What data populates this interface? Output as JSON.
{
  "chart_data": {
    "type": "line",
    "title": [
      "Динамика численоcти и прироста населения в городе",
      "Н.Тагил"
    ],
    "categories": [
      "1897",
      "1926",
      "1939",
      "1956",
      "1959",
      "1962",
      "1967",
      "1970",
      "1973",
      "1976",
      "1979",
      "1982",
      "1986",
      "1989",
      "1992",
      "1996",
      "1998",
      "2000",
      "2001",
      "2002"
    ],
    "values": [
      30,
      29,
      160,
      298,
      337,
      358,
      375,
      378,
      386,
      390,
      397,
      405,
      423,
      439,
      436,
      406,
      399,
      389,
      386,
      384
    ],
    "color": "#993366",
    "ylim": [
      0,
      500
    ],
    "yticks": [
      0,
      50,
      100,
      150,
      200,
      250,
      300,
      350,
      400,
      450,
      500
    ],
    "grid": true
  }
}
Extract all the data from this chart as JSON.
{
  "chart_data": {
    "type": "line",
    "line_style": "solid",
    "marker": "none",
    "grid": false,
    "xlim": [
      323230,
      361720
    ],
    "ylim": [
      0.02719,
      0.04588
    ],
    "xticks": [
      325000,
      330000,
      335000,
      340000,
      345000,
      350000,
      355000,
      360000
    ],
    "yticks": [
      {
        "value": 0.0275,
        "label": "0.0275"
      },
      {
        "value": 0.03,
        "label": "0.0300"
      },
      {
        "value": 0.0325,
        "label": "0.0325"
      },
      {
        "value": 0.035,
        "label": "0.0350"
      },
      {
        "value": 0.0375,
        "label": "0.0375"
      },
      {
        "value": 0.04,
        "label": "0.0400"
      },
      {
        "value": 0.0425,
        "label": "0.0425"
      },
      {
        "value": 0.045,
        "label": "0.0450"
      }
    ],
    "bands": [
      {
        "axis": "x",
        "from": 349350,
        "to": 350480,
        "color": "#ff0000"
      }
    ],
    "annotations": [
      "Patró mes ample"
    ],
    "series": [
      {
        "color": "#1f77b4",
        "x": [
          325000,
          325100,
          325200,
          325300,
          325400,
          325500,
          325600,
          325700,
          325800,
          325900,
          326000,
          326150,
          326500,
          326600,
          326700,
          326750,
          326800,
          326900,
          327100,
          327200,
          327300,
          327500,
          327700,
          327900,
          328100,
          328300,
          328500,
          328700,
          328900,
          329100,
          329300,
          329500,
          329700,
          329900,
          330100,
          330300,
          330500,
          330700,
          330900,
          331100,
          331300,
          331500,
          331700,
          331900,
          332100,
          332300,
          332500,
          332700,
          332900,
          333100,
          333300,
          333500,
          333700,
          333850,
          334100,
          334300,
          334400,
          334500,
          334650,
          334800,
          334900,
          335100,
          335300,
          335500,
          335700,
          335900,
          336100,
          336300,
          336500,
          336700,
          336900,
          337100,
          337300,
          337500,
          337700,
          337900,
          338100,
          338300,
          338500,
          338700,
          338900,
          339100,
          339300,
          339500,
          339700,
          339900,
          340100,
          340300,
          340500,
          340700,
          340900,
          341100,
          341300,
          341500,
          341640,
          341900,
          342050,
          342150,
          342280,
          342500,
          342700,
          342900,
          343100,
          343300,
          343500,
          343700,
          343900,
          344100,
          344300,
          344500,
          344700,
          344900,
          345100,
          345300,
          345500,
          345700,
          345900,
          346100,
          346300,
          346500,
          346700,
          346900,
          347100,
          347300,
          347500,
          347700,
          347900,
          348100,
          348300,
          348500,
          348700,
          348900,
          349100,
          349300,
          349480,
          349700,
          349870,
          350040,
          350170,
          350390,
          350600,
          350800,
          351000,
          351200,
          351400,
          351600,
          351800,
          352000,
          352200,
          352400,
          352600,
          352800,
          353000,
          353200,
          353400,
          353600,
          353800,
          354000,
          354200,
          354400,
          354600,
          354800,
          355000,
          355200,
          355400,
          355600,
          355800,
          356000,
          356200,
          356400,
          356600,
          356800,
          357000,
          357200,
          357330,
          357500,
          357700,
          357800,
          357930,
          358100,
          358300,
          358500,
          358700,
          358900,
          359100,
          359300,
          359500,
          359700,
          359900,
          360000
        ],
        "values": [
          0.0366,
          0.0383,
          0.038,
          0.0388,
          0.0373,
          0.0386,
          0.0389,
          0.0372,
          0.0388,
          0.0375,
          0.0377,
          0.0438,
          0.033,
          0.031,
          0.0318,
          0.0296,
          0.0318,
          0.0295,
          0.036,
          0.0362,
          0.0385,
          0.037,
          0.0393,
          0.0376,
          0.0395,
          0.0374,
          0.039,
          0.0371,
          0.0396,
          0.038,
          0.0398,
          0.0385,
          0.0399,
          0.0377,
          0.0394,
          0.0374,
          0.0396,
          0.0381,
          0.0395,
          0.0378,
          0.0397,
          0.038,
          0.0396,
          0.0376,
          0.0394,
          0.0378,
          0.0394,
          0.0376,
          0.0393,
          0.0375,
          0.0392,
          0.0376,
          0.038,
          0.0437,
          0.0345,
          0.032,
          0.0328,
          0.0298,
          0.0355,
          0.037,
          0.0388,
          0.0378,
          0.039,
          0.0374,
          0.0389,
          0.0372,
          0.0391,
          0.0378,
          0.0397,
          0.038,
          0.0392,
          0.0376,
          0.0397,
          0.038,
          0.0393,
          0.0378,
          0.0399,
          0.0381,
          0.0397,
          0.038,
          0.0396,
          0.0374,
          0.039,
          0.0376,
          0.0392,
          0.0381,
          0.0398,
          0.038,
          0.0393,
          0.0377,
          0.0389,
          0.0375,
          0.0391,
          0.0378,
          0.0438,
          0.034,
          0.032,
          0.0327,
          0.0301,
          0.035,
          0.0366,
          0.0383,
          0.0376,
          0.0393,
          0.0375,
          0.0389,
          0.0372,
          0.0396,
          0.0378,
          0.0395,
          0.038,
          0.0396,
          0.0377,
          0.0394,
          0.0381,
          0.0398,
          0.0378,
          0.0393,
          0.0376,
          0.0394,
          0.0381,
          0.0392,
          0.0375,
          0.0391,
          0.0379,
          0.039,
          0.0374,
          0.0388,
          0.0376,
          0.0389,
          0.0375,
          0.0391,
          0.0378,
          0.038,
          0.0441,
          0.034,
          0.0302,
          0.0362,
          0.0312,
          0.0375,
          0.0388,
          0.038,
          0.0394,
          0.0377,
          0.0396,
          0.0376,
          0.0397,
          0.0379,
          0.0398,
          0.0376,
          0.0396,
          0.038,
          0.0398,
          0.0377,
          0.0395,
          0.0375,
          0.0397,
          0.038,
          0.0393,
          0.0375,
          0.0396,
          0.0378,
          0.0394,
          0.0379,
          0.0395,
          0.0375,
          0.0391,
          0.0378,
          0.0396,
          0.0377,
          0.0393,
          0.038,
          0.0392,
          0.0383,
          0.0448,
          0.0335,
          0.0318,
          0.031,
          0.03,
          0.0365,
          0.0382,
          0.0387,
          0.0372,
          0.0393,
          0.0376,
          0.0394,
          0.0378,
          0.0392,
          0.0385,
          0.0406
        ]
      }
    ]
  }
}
● ● ● ● ●
Repeat the listing exactly, from its first line to its last.

Answer:
What data populates this interface? Output as JSON.
{
  "chart_data": {
    "type": "line",
    "title": [
      "Динамика численоcти и прироста населения в городе",
      "Н.Тагил"
    ],
    "categories": [
      "1897",
      "1926",
      "1939",
      "1956",
      "1959",
      "1962",
      "1967",
      "1970",
      "1973",
      "1976",
      "1979",
      "1982",
      "1986",
      "1989",
      "1992",
      "1996",
      "1998",
      "2000",
      "2001",
      "2002"
    ],
    "values": [
      30,
      29,
      160,
      298,
      337,
      358,
      375,
      378,
      386,
      390,
      397,
      405,
      423,
      439,
      436,
      406,
      399,
      389,
      386,
      384
    ],
    "color": "#993366",
    "ylim": [
      0,
      500
    ],
    "yticks": [
      0,
      50,
      100,
      150,
      200,
      250,
      300,
      350,
      400,
      450,
      500
    ],
    "grid": true
  }
}
Extract all the data from this chart as JSON.
{
  "chart_data": {
    "type": "line",
    "line_style": "solid",
    "marker": "none",
    "grid": false,
    "xlim": [
      323230,
      361720
    ],
    "ylim": [
      0.02719,
      0.04588
    ],
    "xticks": [
      325000,
      330000,
      335000,
      340000,
      345000,
      350000,
      355000,
      360000
    ],
    "yticks": [
      {
        "value": 0.0275,
        "label": "0.0275"
      },
      {
        "value": 0.03,
        "label": "0.0300"
      },
      {
        "value": 0.0325,
        "label": "0.0325"
      },
      {
        "value": 0.035,
        "label": "0.0350"
      },
      {
        "value": 0.0375,
        "label": "0.0375"
      },
      {
        "value": 0.04,
        "label": "0.0400"
      },
      {
        "value": 0.0425,
        "label": "0.0425"
      },
      {
        "value": 0.045,
        "label": "0.0450"
      }
    ],
    "bands": [
      {
        "axis": "x",
        "from": 349350,
        "to": 350480,
        "color": "#ff0000"
      }
    ],
    "annotations": [
      "Patró mes ample"
    ],
    "series": [
      {
        "color": "#1f77b4",
        "x": [
          325000,
          325100,
          325200,
          325300,
          325400,
          325500,
          325600,
          325700,
          325800,
          325900,
          326000,
          326150,
          326500,
          326600,
          326700,
          326750,
          326800,
          326900,
          327100,
          327200,
          327300,
          327500,
          327700,
          327900,
          328100,
          328300,
          328500,
          328700,
          328900,
          329100,
          329300,
          329500,
          329700,
          329900,
          330100,
          330300,
          330500,
          330700,
          330900,
          331100,
          331300,
          331500,
          331700,
          331900,
          332100,
          332300,
          332500,
          332700,
          332900,
          333100,
          333300,
          333500,
          333700,
          333850,
          334100,
          334300,
          334400,
          334500,
          334650,
          334800,
          334900,
          335100,
          335300,
          335500,
          335700,
          335900,
          336100,
          336300,
          336500,
          336700,
          336900,
          337100,
          337300,
          337500,
          337700,
          337900,
          338100,
          338300,
          338500,
          338700,
          338900,
          339100,
          339300,
          339500,
          339700,
          339900,
          340100,
          340300,
          340500,
          340700,
          340900,
          341100,
          341300,
          341500,
          341640,
          341900,
          342050,
          342150,
          342280,
          342500,
          342700,
          342900,
          343100,
          343300,
          343500,
          343700,
          343900,
          344100,
          344300,
          344500,
          344700,
          344900,
          345100,
          345300,
          345500,
          345700,
          345900,
          346100,
          346300,
          346500,
          346700,
          346900,
          347100,
          347300,
          347500,
          347700,
          347900,
          348100,
          348300,
          348500,
          348700,
          348900,
          349100,
          349300,
          349480,
          349700,
          349870,
          350040,
          350170,
          350390,
          350600,
          350800,
          351000,
          351200,
          351400,
          351600,
          351800,
          352000,
          352200,
          352400,
          352600,
          352800,
          353000,
          353200,
          353400,
          353600,
          353800,
          354000,
          354200,
          354400,
          354600,
          354800,
          355000,
          355200,
          355400,
          355600,
          355800,
          356000,
          356200,
          356400,
          356600,
          356800,
          357000,
          357200,
          357330,
          357500,
          357700,
          357800,
          357930,
          358100,
          358300,
          358500,
          358700,
          358900,
          359100,
          359300,
          359500,
          359700,
          359900,
          360000
        ],
        "values": [
          0.0366,
          0.0383,
          0.038,
          0.0388,
          0.0373,
          0.0386,
          0.0389,
          0.0372,
          0.0388,
          0.0375,
          0.0377,
          0.0438,
          0.033,
          0.031,
          0.0318,
          0.0296,
          0.0318,
          0.0295,
          0.036,
          0.0362,
          0.0385,
          0.037,
          0.0393,
          0.0376,
          0.0395,
          0.0374,
          0.039,
          0.0371,
          0.0396,
          0.038,
          0.0398,
          0.0385,
          0.0399,
          0.0377,
          0.0394,
          0.0374,
          0.0396,
          0.0381,
          0.0395,
          0.0378,
          0.0397,
          0.038,
          0.0396,
          0.0376,
          0.0394,
          0.0378,
          0.0394,
          0.0376,
          0.0393,
          0.0375,
          0.0392,
          0.0376,
          0.038,
          0.0437,
          0.0345,
          0.032,
          0.0328,
          0.0298,
          0.0355,
          0.037,
          0.0388,
          0.0378,
          0.039,
          0.0374,
          0.0389,
          0.0372,
          0.0391,
          0.0378,
          0.0397,
          0.038,
          0.0392,
          0.0376,
          0.0397,
          0.038,
          0.0393,
          0.0378,
          0.0399,
          0.0381,
          0.0397,
          0.038,
          0.0396,
          0.0374,
          0.039,
          0.0376,
          0.0392,
          0.0381,
          0.0398,
          0.038,
          0.0393,
          0.0377,
          0.0389,
          0.0375,
          0.0391,
          0.0378,
          0.0438,
          0.034,
          0.032,
          0.0327,
          0.0301,
          0.035,
          0.0366,
          0.0383,
          0.0376,
          0.0393,
          0.0375,
          0.0389,
          0.0372,
          0.0396,
          0.0378,
          0.0395,
          0.038,
          0.0396,
          0.0377,
          0.0394,
          0.0381,
          0.0398,
          0.0378,
          0.0393,
          0.0376,
          0.0394,
          0.0381,
          0.0392,
          0.0375,
          0.0391,
          0.0379,
          0.039,
          0.0374,
          0.0388,
          0.0376,
          0.0389,
          0.0375,
          0.0391,
          0.0378,
          0.038,
          0.0441,
          0.034,
          0.0302,
          0.0362,
          0.0312,
          0.0375,
          0.0388,
          0.038,
          0.0394,
          0.0377,
          0.0396,
          0.0376,
          0.0397,
          0.0379,
          0.0398,
          0.0376,
          0.0396,
          0.038,
          0.0398,
          0.0377,
          0.0395,
          0.0375,
          0.0397,
          0.038,
          0.0393,
          0.0375,
          0.0396,
          0.0378,
          0.0394,
          0.0379,
          0.0395,
          0.0375,
          0.0391,
          0.0378,
          0.0396,
          0.0377,
          0.0393,
          0.038,
          0.0392,
          0.0383,
          0.0448,
          0.0335,
          0.0318,
          0.031,
          0.03,
          0.0365,
          0.0382,
          0.0387,
          0.0372,
          0.0393,
          0.0376,
          0.0394,
          0.0378,
          0.0392,
          0.0385,
          0.0406
        ]
      }
    ]
  }
}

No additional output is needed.